- [Data extract]
· · · · · · ·
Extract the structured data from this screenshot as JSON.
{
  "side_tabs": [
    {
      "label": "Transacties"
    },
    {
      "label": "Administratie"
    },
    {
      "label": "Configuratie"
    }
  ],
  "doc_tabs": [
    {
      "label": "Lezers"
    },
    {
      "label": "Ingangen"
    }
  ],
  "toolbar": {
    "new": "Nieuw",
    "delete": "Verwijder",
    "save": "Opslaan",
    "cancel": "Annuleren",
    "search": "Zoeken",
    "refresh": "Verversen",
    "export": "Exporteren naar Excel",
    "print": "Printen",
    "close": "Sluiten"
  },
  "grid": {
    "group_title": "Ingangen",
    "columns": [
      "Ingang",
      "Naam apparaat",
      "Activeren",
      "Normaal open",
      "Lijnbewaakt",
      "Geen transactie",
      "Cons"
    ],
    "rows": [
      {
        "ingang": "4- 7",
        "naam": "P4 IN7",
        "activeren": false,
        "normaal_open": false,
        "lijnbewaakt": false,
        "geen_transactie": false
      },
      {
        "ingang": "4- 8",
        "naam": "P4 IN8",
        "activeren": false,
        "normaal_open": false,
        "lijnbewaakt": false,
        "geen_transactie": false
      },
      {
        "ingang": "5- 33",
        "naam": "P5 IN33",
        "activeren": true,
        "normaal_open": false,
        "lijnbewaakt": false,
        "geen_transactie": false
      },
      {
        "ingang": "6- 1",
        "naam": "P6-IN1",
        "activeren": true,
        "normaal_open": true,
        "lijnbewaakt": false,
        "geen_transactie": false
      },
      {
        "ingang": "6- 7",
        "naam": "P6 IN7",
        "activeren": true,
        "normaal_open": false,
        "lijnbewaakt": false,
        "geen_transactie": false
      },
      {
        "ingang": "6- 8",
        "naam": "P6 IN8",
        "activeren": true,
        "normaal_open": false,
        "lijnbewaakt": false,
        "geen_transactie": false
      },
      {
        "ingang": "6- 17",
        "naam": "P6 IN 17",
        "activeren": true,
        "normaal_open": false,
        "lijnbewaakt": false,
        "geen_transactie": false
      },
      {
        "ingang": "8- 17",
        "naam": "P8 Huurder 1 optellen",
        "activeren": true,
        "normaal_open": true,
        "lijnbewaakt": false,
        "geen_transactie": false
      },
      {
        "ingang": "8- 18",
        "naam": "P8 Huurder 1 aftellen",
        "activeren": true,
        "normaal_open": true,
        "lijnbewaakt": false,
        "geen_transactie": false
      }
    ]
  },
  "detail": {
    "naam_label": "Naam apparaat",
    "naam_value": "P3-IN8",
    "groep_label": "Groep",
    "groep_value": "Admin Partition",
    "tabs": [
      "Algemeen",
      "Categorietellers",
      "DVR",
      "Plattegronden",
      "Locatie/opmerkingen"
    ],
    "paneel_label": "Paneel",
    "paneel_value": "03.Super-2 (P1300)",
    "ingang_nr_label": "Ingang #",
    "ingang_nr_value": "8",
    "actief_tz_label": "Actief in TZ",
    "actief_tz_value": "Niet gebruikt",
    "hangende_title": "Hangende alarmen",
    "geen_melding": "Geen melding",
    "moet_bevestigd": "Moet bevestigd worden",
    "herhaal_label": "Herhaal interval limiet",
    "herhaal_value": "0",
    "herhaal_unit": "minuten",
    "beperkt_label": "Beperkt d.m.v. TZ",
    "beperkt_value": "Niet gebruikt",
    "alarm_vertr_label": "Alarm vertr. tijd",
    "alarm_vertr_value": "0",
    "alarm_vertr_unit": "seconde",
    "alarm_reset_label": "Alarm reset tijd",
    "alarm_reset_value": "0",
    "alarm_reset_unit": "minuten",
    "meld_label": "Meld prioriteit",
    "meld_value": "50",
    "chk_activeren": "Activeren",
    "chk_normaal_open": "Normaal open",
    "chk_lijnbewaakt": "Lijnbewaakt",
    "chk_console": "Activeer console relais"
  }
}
· · · · · · ·
- [Written exercise]
Return every line exactly.

- [Exercise answer]
Extract the structured data from this screenshot as JSON.
{
  "side_tabs": [
    {
      "label": "Transacties"
    },
    {
      "label": "Administratie"
    },
    {
      "label": "Configuratie"
    }
  ],
  "doc_tabs": [
    {
      "label": "Lezers"
    },
    {
      "label": "Ingangen"
    }
  ],
  "toolbar": {
    "new": "Nieuw",
    "delete": "Verwijder",
    "save": "Opslaan",
    "cancel": "Annuleren",
    "search": "Zoeken",
    "refresh": "Verversen",
    "export": "Exporteren naar Excel",
    "print": "Printen",
    "close": "Sluiten"
  },
  "grid": {
    "group_title": "Ingangen",
    "columns": [
      "Ingang",
      "Naam apparaat",
      "Activeren",
      "Normaal open",
      "Lijnbewaakt",
      "Geen transactie",
      "Cons"
    ],
    "rows": [
      {
        "ingang": "4- 7",
        "naam": "P4 IN7",
        "activeren": false,
        "normaal_open": false,
        "lijnbewaakt": false,
        "geen_transactie": false
      },
      {
        "ingang": "4- 8",
        "naam": "P4 IN8",
        "activeren": false,
        "normaal_open": false,
        "lijnbewaakt": false,
        "geen_transactie": false
      },
      {
        "ingang": "5- 33",
        "naam": "P5 IN33",
        "activeren": true,
        "normaal_open": false,
        "lijnbewaakt": false,
        "geen_transactie": false
      },
      {
        "ingang": "6- 1",
        "naam": "P6-IN1",
        "activeren": true,
        "normaal_open": true,
        "lijnbewaakt": false,
        "geen_transactie": false
      },
      {
        "ingang": "6- 7",
        "naam": "P6 IN7",
        "activeren": true,
        "normaal_open": false,
        "lijnbewaakt": false,
        "geen_transactie": false
      },
      {
        "ingang": "6- 8",
        "naam": "P6 IN8",
        "activeren": true,
        "normaal_open": false,
        "lijnbewaakt": false,
        "geen_transactie": false
      },
      {
        "ingang": "6- 17",
        "naam": "P6 IN 17",
        "activeren": true,
        "normaal_open": false,
        "lijnbewaakt": false,
        "geen_transactie": false
      },
      {
        "ingang": "8- 17",
        "naam": "P8 Huurder 1 optellen",
        "activeren": true,
        "normaal_open": true,
        "lijnbewaakt": false,
        "geen_transactie": false
      },
      {
        "ingang": "8- 18",
        "naam": "P8 Huurder 1 aftellen",
        "activeren": true,
        "normaal_open": true,
        "lijnbewaakt": false,
        "geen_transactie": false
      }
    ]
  },
  "detail": {
    "naam_label": "Naam apparaat",
    "naam_value": "P3-IN8",
    "groep_label": "Groep",
    "groep_value": "Admin Partition",
    "tabs": [
      "Algemeen",
      "Categorietellers",
      "DVR",
      "Plattegronden",
      "Locatie/opmerkingen"
    ],
    "paneel_label": "Paneel",
    "paneel_value": "03.Super-2 (P1300)",
    "ingang_nr_label": "Ingang #",
    "ingang_nr_value": "8",
    "actief_tz_label": "Actief in TZ",
    "actief_tz_value": "Niet gebruikt",
    "hangende_title": "Hangende alarmen",
    "geen_melding": "Geen melding",
    "moet_bevestigd": "Moet bevestigd worden",
    "herhaal_label": "Herhaal interval limiet",
    "herhaal_value": "0",
    "herhaal_unit": "minuten",
    "beperkt_label": "Beperkt d.m.v. TZ",
    "beperkt_value": "Niet gebruikt",
    "alarm_vertr_label": "Alarm vertr. tijd",
    "alarm_vertr_value": "0",
    "alarm_vertr_unit": "seconde",
    "alarm_reset_label": "Alarm reset tijd",
    "alarm_reset_value": "0",
    "alarm_reset_unit": "minuten",
    "meld_label": "Meld prioriteit",
    "meld_value": "50",
    "chk_activeren": "Activeren",
    "chk_normaal_open": "Normaal open",
    "chk_lijnbewaakt": "Lijnbewaakt",
    "chk_console": "Activeer console relais"
  }
}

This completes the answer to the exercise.